Aim = Copy out the listing exactly.

Dataset =

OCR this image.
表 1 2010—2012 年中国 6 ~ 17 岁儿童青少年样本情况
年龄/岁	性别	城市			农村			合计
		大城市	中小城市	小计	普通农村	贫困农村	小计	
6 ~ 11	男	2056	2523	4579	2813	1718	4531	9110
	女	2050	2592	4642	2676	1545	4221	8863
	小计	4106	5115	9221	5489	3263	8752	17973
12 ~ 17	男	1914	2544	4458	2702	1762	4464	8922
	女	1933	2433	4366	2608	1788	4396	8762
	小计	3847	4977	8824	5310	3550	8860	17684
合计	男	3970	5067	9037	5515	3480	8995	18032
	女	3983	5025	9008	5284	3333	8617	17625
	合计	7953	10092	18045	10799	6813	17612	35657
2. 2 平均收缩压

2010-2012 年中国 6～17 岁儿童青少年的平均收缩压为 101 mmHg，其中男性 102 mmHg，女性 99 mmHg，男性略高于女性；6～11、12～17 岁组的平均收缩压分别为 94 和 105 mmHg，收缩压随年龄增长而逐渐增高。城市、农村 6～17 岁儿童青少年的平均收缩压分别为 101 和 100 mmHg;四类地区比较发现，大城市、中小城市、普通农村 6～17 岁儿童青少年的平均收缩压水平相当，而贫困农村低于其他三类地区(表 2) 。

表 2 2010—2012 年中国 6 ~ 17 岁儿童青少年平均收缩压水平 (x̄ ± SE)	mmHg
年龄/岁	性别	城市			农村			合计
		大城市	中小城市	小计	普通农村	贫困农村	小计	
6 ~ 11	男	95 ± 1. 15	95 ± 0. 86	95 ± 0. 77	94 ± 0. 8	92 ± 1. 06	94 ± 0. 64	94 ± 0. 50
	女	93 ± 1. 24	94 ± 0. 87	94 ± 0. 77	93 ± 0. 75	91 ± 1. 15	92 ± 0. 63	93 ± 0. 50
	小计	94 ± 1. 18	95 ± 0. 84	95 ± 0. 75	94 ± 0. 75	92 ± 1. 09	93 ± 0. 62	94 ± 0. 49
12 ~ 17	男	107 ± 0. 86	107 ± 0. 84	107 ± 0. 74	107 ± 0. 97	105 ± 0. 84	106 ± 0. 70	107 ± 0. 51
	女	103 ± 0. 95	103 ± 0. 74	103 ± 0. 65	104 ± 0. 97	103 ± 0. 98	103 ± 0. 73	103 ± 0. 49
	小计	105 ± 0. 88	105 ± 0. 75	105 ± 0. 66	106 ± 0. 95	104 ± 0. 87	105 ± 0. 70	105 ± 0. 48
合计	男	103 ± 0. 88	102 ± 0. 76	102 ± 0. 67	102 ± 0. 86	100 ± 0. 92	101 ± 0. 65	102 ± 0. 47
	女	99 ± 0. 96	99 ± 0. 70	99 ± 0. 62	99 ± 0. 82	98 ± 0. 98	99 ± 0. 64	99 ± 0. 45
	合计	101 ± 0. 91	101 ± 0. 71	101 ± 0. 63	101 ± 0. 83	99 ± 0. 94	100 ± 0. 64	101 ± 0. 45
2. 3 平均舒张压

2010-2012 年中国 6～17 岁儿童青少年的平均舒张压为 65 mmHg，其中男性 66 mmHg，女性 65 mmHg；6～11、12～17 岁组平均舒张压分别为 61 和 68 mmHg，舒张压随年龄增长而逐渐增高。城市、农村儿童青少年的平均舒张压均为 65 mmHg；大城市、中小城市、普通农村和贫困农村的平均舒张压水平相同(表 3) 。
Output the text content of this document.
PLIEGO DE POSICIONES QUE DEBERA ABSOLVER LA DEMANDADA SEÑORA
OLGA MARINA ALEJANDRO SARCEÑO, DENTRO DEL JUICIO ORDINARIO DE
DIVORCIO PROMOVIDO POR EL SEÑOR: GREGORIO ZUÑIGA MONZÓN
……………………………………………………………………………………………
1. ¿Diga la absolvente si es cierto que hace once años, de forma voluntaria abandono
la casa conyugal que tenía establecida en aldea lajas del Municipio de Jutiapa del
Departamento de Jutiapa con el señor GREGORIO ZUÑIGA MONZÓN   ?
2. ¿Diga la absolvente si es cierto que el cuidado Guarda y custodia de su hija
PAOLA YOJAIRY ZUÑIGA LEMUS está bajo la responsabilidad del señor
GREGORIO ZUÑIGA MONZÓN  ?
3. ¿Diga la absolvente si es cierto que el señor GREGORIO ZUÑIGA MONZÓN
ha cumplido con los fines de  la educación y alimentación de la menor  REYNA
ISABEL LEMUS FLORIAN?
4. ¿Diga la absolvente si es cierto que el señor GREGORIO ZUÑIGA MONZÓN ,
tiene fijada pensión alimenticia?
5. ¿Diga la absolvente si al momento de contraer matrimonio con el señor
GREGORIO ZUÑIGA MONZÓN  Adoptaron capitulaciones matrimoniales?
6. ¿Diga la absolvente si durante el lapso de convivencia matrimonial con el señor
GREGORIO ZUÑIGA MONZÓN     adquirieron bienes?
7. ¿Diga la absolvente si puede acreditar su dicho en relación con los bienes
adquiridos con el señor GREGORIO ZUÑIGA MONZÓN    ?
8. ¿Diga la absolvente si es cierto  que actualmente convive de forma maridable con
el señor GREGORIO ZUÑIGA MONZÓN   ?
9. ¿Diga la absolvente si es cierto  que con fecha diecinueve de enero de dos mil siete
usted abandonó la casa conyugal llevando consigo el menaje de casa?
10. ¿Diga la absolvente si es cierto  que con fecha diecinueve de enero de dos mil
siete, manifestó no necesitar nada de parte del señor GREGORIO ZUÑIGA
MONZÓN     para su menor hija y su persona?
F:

Answer =
OCR this image.
表 1 2010—2012 年中国 6 ~ 17 岁儿童青少年样本情况
年龄/岁	性别	城市			农村			合计
		大城市	中小城市	小计	普通农村	贫困农村	小计	
6 ~ 11	男	2056	2523	4579	2813	1718	4531	9110
	女	2050	2592	4642	2676	1545	4221	8863
	小计	4106	5115	9221	5489	3263	8752	17973
12 ~ 17	男	1914	2544	4458	2702	1762	4464	8922
	女	1933	2433	4366	2608	1788	4396	8762
	小计	3847	4977	8824	5310	3550	8860	17684
合计	男	3970	5067	9037	5515	3480	8995	18032
	女	3983	5025	9008	5284	3333	8617	17625
	合计	7953	10092	18045	10799	6813	17612	35657
2. 2 平均收缩压

2010-2012 年中国 6～17 岁儿童青少年的平均收缩压为 101 mmHg，其中男性 102 mmHg，女性 99 mmHg，男性略高于女性；6～11、12～17 岁组的平均收缩压分别为 94 和 105 mmHg，收缩压随年龄增长而逐渐增高。城市、农村 6～17 岁儿童青少年的平均收缩压分别为 101 和 100 mmHg;四类地区比较发现，大城市、中小城市、普通农村 6～17 岁儿童青少年的平均收缩压水平相当，而贫困农村低于其他三类地区(表 2) 。

表 2 2010—2012 年中国 6 ~ 17 岁儿童青少年平均收缩压水平 (x̄ ± SE)	mmHg
年龄/岁	性别	城市			农村			合计
		大城市	中小城市	小计	普通农村	贫困农村	小计	
6 ~ 11	男	95 ± 1. 15	95 ± 0. 86	95 ± 0. 77	94 ± 0. 8	92 ± 1. 06	94 ± 0. 64	94 ± 0. 50
	女	93 ± 1. 24	94 ± 0. 87	94 ± 0. 77	93 ± 0. 75	91 ± 1. 15	92 ± 0. 63	93 ± 0. 50
	小计	94 ± 1. 18	95 ± 0. 84	95 ± 0. 75	94 ± 0. 75	92 ± 1. 09	93 ± 0. 62	94 ± 0. 49
12 ~ 17	男	107 ± 0. 86	107 ± 0. 84	107 ± 0. 74	107 ± 0. 97	105 ± 0. 84	106 ± 0. 70	107 ± 0. 51
	女	103 ± 0. 95	103 ± 0. 74	103 ± 0. 65	104 ± 0. 97	103 ± 0. 98	103 ± 0. 73	103 ± 0. 49
	小计	105 ± 0. 88	105 ± 0. 75	105 ± 0. 66	106 ± 0. 95	104 ± 0. 87	105 ± 0. 70	105 ± 0. 48
合计	男	103 ± 0. 88	102 ± 0. 76	102 ± 0. 67	102 ± 0. 86	100 ± 0. 92	101 ± 0. 65	102 ± 0. 47
	女	99 ± 0. 96	99 ± 0. 70	99 ± 0. 62	99 ± 0. 82	98 ± 0. 98	99 ± 0. 64	99 ± 0. 45
	合计	101 ± 0. 91	101 ± 0. 71	101 ± 0. 63	101 ± 0. 83	99 ± 0. 94	100 ± 0. 64	101 ± 0. 45
2. 3 平均舒张压

2010-2012 年中国 6～17 岁儿童青少年的平均舒张压为 65 mmHg，其中男性 66 mmHg，女性 65 mmHg；6～11、12～17 岁组平均舒张压分别为 61 和 68 mmHg，舒张压随年龄增长而逐渐增高。城市、农村儿童青少年的平均舒张压均为 65 mmHg；大城市、中小城市、普通农村和贫困农村的平均舒张压水平相同(表 3) 。
Output the text content of this document.
PLIEGO DE POSICIONES QUE DEBERA ABSOLVER LA DEMANDADA SEÑORA
OLGA MARINA ALEJANDRO SARCEÑO, DENTRO DEL JUICIO ORDINARIO DE
DIVORCIO PROMOVIDO POR EL SEÑOR: GREGORIO ZUÑIGA MONZÓN
……………………………………………………………………………………………
1. ¿Diga la absolvente si es cierto que hace once años, de forma voluntaria abandono
la casa conyugal que tenía establecida en aldea lajas del Municipio de Jutiapa del
Departamento de Jutiapa con el señor GREGORIO ZUÑIGA MONZÓN   ?
2. ¿Diga la absolvente si es cierto que el cuidado Guarda y custodia de su hija
PAOLA YOJAIRY ZUÑIGA LEMUS está bajo la responsabilidad del señor
GREGORIO ZUÑIGA MONZÓN  ?
3. ¿Diga la absolvente si es cierto que el señor GREGORIO ZUÑIGA MONZÓN
ha cumplido con los fines de  la educación y alimentación de la menor  REYNA
ISABEL LEMUS FLORIAN?
4. ¿Diga la absolvente si es cierto que el señor GREGORIO ZUÑIGA MONZÓN ,
tiene fijada pensión alimenticia?
5. ¿Diga la absolvente si al momento de contraer matrimonio con el señor
GREGORIO ZUÑIGA MONZÓN  Adoptaron capitulaciones matrimoniales?
6. ¿Diga la absolvente si durante el lapso de convivencia matrimonial con el señor
GREGORIO ZUÑIGA MONZÓN     adquirieron bienes?
7. ¿Diga la absolvente si puede acreditar su dicho en relación con los bienes
adquiridos con el señor GREGORIO ZUÑIGA MONZÓN    ?
8. ¿Diga la absolvente si es cierto  que actualmente convive de forma maridable con
el señor GREGORIO ZUÑIGA MONZÓN   ?
9. ¿Diga la absolvente si es cierto  que con fecha diecinueve de enero de dos mil siete
usted abandonó la casa conyugal llevando consigo el menaje de casa?
10. ¿Diga la absolvente si es cierto  que con fecha diecinueve de enero de dos mil
siete, manifestó no necesitar nada de parte del señor GREGORIO ZUÑIGA
MONZÓN     para su menor hija y su persona?
F:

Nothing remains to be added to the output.